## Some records
»»

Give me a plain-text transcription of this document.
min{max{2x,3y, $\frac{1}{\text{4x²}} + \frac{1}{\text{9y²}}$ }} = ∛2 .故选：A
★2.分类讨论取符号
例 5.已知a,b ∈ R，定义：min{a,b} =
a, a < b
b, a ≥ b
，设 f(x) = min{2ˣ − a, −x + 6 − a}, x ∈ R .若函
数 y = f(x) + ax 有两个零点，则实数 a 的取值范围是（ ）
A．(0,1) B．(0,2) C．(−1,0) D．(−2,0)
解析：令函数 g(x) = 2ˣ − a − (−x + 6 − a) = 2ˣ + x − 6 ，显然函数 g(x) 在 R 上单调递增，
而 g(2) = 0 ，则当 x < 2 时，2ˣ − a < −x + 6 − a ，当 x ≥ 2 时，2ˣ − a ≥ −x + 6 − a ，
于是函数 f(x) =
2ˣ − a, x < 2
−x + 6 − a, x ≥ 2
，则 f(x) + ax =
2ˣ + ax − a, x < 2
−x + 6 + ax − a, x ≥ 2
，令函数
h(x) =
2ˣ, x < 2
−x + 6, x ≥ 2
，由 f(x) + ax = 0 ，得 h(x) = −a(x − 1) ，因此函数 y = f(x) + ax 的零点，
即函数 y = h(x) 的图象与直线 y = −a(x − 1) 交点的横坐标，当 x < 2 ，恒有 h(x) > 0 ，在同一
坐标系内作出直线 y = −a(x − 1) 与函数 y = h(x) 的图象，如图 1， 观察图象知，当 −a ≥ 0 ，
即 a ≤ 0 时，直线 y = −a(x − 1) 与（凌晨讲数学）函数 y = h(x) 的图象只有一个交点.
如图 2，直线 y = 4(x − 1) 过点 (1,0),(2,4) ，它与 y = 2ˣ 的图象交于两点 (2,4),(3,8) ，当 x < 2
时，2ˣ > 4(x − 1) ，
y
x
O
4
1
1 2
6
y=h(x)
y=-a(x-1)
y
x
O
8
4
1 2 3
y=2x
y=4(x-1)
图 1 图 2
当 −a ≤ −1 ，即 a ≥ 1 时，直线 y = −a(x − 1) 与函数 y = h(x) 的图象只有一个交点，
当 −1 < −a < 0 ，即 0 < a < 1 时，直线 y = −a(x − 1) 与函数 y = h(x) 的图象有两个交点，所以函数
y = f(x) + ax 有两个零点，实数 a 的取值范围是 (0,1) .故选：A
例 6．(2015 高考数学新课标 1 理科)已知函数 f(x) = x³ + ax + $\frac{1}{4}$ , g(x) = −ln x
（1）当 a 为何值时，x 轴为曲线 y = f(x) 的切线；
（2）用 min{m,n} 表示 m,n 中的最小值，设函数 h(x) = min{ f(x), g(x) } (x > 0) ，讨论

««

## TASK
Show every line from the listing above in which the string "的取值范围是" appears.

## EXERCISE OUTPUT
数 y = f(x) + ax 有两个零点，则实数 a 的取值范围是（ ）
y = f(x) + ax 有两个零点，实数 a 的取值范围是 (0,1) .故选：A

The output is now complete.